* BEGIN *
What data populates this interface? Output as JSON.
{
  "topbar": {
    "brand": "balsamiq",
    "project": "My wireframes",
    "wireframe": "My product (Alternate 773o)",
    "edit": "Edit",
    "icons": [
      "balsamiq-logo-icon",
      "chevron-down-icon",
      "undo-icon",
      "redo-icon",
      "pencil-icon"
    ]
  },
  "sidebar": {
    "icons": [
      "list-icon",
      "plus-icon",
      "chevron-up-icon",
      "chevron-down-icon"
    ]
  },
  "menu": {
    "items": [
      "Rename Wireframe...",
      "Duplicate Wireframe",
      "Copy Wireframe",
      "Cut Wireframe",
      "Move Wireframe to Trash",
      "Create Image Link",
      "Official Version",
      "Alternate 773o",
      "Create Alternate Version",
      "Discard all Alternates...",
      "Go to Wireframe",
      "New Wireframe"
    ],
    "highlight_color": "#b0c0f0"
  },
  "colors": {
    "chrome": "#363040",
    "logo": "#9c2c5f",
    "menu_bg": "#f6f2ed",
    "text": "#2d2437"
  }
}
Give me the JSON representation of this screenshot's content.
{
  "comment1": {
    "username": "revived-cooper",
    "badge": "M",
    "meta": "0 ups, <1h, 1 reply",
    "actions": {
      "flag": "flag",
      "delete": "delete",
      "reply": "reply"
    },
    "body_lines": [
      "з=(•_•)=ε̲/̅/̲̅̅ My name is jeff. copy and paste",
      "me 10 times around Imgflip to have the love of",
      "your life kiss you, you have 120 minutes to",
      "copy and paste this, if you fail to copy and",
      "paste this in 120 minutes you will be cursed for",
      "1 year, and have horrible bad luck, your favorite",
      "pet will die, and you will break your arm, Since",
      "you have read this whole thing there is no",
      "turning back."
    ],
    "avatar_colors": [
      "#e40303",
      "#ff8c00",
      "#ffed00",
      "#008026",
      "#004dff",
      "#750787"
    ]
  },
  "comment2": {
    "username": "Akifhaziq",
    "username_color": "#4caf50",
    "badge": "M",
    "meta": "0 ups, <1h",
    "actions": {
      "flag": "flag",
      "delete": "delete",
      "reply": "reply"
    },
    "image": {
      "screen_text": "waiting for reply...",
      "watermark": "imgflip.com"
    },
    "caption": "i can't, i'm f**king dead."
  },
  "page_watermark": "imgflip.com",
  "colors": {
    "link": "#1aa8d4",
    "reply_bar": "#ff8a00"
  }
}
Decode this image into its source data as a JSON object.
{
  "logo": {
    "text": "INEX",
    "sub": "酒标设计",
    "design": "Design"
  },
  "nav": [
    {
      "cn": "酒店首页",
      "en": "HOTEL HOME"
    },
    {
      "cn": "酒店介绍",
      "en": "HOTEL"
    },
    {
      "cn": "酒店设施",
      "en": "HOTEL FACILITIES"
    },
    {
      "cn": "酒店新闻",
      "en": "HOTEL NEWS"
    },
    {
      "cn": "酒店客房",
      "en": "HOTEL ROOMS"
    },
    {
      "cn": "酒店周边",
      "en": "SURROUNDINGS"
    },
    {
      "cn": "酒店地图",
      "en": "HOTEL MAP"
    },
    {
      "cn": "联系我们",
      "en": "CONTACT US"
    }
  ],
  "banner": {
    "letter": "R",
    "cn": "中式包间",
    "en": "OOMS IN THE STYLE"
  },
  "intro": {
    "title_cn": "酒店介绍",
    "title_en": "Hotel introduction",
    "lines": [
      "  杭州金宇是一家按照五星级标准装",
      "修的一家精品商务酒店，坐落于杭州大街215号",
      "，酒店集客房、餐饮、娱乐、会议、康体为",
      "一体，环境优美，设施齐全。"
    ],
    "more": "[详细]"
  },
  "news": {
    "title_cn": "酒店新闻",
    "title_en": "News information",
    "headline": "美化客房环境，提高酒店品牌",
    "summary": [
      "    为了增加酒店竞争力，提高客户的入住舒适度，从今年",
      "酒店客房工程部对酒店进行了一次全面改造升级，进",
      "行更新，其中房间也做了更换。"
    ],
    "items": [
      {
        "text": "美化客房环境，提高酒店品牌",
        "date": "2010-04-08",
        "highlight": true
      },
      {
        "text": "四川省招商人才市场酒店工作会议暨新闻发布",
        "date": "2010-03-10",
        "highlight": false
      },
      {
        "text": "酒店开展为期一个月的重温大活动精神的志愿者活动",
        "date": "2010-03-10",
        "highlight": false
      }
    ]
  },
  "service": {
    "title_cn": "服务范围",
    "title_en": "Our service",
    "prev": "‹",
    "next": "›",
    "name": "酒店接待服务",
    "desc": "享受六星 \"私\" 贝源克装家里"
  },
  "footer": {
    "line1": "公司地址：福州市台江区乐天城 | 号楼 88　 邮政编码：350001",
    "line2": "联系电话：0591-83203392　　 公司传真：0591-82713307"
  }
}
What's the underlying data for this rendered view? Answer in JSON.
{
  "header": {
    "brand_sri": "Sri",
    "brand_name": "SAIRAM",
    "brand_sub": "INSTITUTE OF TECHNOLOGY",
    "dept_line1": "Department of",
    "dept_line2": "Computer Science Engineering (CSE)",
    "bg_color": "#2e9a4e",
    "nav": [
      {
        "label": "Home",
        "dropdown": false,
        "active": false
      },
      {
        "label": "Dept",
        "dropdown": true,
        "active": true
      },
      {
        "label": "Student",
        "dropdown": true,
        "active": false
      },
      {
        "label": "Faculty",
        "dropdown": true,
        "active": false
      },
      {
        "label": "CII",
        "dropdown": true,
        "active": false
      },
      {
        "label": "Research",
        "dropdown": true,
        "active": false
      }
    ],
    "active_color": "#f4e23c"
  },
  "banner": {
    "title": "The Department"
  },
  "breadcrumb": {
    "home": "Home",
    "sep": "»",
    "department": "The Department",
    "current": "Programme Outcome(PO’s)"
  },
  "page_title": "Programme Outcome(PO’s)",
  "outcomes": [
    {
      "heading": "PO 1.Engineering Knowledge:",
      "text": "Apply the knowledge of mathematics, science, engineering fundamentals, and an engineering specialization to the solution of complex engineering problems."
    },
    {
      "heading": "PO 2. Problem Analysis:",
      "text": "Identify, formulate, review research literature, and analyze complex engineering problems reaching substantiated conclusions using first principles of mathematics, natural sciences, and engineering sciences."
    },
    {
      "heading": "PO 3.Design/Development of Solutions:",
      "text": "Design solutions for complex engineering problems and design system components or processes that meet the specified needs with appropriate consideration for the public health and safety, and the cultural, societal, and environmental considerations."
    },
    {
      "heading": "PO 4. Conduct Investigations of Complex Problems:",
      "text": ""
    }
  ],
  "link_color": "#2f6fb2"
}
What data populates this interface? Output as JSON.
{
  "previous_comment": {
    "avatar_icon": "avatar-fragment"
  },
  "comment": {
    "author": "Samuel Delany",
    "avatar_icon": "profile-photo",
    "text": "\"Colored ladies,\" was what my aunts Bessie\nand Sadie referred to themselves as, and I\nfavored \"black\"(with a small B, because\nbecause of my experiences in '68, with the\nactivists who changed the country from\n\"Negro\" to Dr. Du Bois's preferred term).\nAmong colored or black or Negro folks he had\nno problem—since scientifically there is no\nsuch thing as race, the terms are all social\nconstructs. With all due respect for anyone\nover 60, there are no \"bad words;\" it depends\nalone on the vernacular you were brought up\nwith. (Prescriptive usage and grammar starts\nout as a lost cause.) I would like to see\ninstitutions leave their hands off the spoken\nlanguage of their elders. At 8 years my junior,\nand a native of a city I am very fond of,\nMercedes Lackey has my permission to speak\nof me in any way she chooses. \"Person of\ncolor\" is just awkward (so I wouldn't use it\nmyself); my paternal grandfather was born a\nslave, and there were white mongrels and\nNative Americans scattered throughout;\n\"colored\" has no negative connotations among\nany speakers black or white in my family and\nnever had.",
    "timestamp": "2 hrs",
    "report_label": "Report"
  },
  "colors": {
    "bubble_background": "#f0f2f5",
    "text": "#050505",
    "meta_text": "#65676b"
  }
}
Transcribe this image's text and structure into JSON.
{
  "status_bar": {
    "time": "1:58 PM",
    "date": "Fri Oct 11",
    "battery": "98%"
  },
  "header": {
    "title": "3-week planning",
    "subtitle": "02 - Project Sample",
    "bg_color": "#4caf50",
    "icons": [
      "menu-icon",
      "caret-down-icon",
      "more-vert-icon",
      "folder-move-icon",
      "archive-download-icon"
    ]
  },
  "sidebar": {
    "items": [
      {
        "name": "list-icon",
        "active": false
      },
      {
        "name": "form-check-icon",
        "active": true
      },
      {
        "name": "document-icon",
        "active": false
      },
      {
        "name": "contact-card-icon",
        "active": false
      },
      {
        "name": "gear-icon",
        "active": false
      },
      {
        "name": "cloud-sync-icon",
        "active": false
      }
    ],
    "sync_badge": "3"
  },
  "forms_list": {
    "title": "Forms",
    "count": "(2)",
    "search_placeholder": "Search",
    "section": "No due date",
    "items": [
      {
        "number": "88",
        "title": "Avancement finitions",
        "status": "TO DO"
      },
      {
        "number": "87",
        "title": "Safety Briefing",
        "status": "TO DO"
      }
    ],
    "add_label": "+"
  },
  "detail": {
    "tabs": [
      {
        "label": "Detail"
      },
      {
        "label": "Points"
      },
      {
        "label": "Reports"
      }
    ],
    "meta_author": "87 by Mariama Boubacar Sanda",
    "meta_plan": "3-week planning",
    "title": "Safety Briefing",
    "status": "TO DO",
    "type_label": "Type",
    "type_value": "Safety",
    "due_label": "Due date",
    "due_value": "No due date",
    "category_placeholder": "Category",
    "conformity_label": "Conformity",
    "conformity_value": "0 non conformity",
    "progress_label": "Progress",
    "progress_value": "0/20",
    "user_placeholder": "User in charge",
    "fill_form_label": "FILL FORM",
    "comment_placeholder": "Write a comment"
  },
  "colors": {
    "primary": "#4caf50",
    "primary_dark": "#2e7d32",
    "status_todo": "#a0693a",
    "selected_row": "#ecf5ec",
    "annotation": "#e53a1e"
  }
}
* END *
Search the records for the word "data". Copy every line that has it.

▶ [SOLUTION FOR THIS PROBLEM]
What data populates this interface? Output as JSON.
Decode this image into its source data as a JSON object.
What's the underlying data for this rendered view? Answer in JSON.
What data populates this interface? Output as JSON.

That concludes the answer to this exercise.